▶ **Objective**: Gather up the lines that contain "Peak".

▶ **Listed records**:
^^^^^^^^

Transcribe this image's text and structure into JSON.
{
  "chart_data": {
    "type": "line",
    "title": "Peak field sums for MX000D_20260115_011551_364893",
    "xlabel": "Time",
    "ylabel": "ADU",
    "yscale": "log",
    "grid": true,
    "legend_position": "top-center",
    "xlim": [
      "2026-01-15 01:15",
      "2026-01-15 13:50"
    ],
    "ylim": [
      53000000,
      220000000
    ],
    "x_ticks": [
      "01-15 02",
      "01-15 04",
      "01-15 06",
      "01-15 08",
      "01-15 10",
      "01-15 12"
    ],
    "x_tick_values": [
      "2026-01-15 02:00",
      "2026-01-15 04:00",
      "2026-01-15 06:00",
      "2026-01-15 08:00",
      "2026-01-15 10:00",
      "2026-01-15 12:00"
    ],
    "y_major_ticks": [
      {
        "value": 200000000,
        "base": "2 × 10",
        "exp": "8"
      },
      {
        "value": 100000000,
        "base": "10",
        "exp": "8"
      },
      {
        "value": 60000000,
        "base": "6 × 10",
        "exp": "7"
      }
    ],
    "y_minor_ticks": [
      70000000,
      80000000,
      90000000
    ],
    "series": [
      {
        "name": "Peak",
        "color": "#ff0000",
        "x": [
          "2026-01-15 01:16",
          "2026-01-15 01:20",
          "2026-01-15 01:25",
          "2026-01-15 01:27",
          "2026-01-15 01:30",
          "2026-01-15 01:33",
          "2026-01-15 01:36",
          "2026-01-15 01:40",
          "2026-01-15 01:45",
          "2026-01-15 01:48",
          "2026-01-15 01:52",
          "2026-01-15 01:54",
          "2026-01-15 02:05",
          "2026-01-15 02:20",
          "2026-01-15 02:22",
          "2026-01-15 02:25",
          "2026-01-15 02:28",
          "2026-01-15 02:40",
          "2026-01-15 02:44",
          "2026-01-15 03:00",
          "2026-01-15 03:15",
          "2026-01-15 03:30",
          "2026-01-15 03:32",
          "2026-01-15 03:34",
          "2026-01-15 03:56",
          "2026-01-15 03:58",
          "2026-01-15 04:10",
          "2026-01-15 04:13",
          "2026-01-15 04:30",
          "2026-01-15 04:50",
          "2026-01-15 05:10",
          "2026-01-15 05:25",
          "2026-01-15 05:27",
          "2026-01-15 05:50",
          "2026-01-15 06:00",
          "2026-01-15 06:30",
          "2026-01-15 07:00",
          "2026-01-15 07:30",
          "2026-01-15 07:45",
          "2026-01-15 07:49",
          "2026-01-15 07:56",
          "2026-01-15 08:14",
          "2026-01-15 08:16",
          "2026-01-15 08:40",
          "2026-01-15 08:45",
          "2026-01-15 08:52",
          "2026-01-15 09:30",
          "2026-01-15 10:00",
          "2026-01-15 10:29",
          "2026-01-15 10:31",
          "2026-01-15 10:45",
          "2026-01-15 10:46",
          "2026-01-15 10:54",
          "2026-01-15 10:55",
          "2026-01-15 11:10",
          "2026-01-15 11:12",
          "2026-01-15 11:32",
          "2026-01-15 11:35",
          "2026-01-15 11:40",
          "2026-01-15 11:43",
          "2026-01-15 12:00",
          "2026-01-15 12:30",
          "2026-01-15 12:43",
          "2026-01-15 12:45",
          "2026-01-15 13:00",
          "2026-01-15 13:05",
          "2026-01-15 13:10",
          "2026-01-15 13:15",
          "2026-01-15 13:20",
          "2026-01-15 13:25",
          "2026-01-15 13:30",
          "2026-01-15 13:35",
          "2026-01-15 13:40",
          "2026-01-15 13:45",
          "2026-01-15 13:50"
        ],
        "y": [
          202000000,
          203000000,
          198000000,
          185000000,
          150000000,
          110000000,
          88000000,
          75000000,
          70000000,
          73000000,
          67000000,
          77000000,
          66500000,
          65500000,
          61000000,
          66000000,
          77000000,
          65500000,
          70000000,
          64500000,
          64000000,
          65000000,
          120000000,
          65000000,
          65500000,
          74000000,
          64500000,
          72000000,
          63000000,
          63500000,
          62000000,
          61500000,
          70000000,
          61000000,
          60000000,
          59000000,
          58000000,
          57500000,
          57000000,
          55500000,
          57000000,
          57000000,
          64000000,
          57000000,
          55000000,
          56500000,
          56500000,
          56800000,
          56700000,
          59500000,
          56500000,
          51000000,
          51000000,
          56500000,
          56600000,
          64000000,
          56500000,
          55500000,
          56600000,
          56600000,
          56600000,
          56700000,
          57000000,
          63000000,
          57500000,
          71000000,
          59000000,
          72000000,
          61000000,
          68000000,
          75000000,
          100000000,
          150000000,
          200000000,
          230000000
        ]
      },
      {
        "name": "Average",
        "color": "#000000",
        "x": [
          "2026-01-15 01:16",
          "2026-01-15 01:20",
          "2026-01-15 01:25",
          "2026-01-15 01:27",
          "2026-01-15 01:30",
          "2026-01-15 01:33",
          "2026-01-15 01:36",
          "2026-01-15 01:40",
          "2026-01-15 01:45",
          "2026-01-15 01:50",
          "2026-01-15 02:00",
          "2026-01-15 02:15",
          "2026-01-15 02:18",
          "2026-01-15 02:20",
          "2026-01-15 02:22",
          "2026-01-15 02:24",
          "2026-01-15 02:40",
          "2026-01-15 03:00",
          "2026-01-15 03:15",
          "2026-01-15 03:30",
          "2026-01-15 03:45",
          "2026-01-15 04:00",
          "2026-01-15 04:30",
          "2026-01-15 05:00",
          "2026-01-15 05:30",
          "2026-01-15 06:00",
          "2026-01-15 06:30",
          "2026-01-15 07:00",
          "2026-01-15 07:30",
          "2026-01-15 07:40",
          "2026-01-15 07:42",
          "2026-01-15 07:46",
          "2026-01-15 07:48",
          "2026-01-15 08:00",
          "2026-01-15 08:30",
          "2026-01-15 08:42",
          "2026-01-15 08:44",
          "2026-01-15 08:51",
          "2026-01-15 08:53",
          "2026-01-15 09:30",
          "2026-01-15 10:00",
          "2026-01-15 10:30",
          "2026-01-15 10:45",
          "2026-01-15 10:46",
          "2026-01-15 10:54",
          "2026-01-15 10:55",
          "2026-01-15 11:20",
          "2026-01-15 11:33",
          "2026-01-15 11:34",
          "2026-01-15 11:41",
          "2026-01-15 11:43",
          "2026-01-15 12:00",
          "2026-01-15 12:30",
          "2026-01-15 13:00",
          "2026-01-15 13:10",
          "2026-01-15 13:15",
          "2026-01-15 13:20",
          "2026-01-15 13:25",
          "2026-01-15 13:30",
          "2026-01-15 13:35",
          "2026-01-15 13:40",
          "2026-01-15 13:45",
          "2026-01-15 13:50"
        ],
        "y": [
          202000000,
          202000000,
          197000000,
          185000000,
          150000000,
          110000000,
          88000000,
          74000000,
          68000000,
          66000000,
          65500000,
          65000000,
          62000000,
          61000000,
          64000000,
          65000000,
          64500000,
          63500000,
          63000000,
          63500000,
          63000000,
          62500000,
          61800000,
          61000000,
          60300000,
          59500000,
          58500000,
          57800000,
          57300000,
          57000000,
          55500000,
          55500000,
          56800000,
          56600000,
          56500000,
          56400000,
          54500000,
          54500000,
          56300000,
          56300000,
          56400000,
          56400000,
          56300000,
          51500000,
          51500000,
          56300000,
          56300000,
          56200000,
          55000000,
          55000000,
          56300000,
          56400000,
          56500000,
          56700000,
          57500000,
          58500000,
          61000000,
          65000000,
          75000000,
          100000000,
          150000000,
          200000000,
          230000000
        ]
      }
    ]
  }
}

^^^^^^^^

▶ **Exercise solution**:
    "title": "Peak field sums for MX000D_20260115_011551_364893",
        "name": "Peak",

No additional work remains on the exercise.